Exercise material.
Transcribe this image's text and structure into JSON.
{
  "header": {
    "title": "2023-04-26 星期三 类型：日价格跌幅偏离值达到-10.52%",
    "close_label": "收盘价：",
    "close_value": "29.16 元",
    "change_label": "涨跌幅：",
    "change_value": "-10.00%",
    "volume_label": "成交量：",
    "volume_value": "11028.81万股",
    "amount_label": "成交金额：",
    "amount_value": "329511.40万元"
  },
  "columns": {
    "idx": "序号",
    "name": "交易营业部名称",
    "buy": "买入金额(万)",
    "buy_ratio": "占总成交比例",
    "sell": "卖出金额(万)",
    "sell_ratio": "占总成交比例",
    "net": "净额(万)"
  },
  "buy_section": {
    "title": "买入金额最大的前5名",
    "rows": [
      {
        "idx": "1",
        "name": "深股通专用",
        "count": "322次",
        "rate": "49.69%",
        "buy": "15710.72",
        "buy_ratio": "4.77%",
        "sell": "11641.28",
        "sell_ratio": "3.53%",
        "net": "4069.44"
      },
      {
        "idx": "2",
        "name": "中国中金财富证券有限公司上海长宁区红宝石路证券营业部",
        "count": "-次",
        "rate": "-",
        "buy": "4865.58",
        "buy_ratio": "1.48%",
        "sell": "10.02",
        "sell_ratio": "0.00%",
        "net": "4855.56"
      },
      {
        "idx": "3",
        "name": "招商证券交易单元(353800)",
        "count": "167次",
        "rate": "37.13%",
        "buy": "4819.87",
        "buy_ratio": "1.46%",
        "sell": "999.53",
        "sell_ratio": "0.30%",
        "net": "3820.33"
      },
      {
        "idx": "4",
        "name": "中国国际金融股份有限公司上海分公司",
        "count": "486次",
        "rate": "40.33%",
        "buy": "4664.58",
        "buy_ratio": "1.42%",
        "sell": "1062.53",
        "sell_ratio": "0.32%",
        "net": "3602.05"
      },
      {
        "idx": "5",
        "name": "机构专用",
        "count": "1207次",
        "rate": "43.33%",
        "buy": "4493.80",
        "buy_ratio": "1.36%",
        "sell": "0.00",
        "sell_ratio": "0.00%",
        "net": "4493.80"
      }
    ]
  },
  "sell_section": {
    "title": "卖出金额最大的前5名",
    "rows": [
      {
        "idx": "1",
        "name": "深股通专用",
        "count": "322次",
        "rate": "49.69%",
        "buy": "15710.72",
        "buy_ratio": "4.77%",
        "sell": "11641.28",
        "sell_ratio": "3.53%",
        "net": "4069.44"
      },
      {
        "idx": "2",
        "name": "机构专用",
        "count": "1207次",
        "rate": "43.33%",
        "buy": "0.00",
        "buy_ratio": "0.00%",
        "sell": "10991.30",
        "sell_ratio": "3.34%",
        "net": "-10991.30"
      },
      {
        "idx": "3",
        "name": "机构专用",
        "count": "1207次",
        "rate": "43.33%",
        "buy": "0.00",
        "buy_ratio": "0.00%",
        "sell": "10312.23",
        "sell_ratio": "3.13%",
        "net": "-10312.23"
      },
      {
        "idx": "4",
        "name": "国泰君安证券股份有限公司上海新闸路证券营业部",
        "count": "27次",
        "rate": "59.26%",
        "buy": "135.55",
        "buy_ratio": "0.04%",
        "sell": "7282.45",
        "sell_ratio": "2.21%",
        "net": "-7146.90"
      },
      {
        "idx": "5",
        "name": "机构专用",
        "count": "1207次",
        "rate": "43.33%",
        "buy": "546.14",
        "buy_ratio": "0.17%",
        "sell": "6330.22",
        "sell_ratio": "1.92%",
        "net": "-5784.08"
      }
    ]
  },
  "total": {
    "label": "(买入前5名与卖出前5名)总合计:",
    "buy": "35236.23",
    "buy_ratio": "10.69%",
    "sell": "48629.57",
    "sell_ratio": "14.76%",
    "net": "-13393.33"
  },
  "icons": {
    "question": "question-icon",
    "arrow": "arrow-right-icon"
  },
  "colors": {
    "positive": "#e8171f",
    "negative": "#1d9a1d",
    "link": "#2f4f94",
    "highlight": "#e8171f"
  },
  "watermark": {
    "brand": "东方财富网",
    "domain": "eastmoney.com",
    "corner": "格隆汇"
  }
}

Work to complete.
Repeat each record in full; every line must match exactly.

Exercise response.
Transcribe this image's text and structure into JSON.
{
  "header": {
    "title": "2023-04-26 星期三 类型：日价格跌幅偏离值达到-10.52%",
    "close_label": "收盘价：",
    "close_value": "29.16 元",
    "change_label": "涨跌幅：",
    "change_value": "-10.00%",
    "volume_label": "成交量：",
    "volume_value": "11028.81万股",
    "amount_label": "成交金额：",
    "amount_value": "329511.40万元"
  },
  "columns": {
    "idx": "序号",
    "name": "交易营业部名称",
    "buy": "买入金额(万)",
    "buy_ratio": "占总成交比例",
    "sell": "卖出金额(万)",
    "sell_ratio": "占总成交比例",
    "net": "净额(万)"
  },
  "buy_section": {
    "title": "买入金额最大的前5名",
    "rows": [
      {
        "idx": "1",
        "name": "深股通专用",
        "count": "322次",
        "rate": "49.69%",
        "buy": "15710.72",
        "buy_ratio": "4.77%",
        "sell": "11641.28",
        "sell_ratio": "3.53%",
        "net": "4069.44"
      },
      {
        "idx": "2",
        "name": "中国中金财富证券有限公司上海长宁区红宝石路证券营业部",
        "count": "-次",
        "rate": "-",
        "buy": "4865.58",
        "buy_ratio": "1.48%",
        "sell": "10.02",
        "sell_ratio": "0.00%",
        "net": "4855.56"
      },
      {
        "idx": "3",
        "name": "招商证券交易单元(353800)",
        "count": "167次",
        "rate": "37.13%",
        "buy": "4819.87",
        "buy_ratio": "1.46%",
        "sell": "999.53",
        "sell_ratio": "0.30%",
        "net": "3820.33"
      },
      {
        "idx": "4",
        "name": "中国国际金融股份有限公司上海分公司",
        "count": "486次",
        "rate": "40.33%",
        "buy": "4664.58",
        "buy_ratio": "1.42%",
        "sell": "1062.53",
        "sell_ratio": "0.32%",
        "net": "3602.05"
      },
      {
        "idx": "5",
        "name": "机构专用",
        "count": "1207次",
        "rate": "43.33%",
        "buy": "4493.80",
        "buy_ratio": "1.36%",
        "sell": "0.00",
        "sell_ratio": "0.00%",
        "net": "4493.80"
      }
    ]
  },
  "sell_section": {
    "title": "卖出金额最大的前5名",
    "rows": [
      {
        "idx": "1",
        "name": "深股通专用",
        "count": "322次",
        "rate": "49.69%",
        "buy": "15710.72",
        "buy_ratio": "4.77%",
        "sell": "11641.28",
        "sell_ratio": "3.53%",
        "net": "4069.44"
      },
      {
        "idx": "2",
        "name": "机构专用",
        "count": "1207次",
        "rate": "43.33%",
        "buy": "0.00",
        "buy_ratio": "0.00%",
        "sell": "10991.30",
        "sell_ratio": "3.34%",
        "net": "-10991.30"
      },
      {
        "idx": "3",
        "name": "机构专用",
        "count": "1207次",
        "rate": "43.33%",
        "buy": "0.00",
        "buy_ratio": "0.00%",
        "sell": "10312.23",
        "sell_ratio": "3.13%",
        "net": "-10312.23"
      },
      {
        "idx": "4",
        "name": "国泰君安证券股份有限公司上海新闸路证券营业部",
        "count": "27次",
        "rate": "59.26%",
        "buy": "135.55",
        "buy_ratio": "0.04%",
        "sell": "7282.45",
        "sell_ratio": "2.21%",
        "net": "-7146.90"
      },
      {
        "idx": "5",
        "name": "机构专用",
        "count": "1207次",
        "rate": "43.33%",
        "buy": "546.14",
        "buy_ratio": "0.17%",
        "sell": "6330.22",
        "sell_ratio": "1.92%",
        "net": "-5784.08"
      }
    ]
  },
  "total": {
    "label": "(买入前5名与卖出前5名)总合计:",
    "buy": "35236.23",
    "buy_ratio": "10.69%",
    "sell": "48629.57",
    "sell_ratio": "14.76%",
    "net": "-13393.33"
  },
  "icons": {
    "question": "question-icon",
    "arrow": "arrow-right-icon"
  },
  "colors": {
    "positive": "#e8171f",
    "negative": "#1d9a1d",
    "link": "#2f4f94",
    "highlight": "#e8171f"
  },
  "watermark": {
    "brand": "东方财富网",
    "domain": "eastmoney.com",
    "corner": "格隆汇"
  }
}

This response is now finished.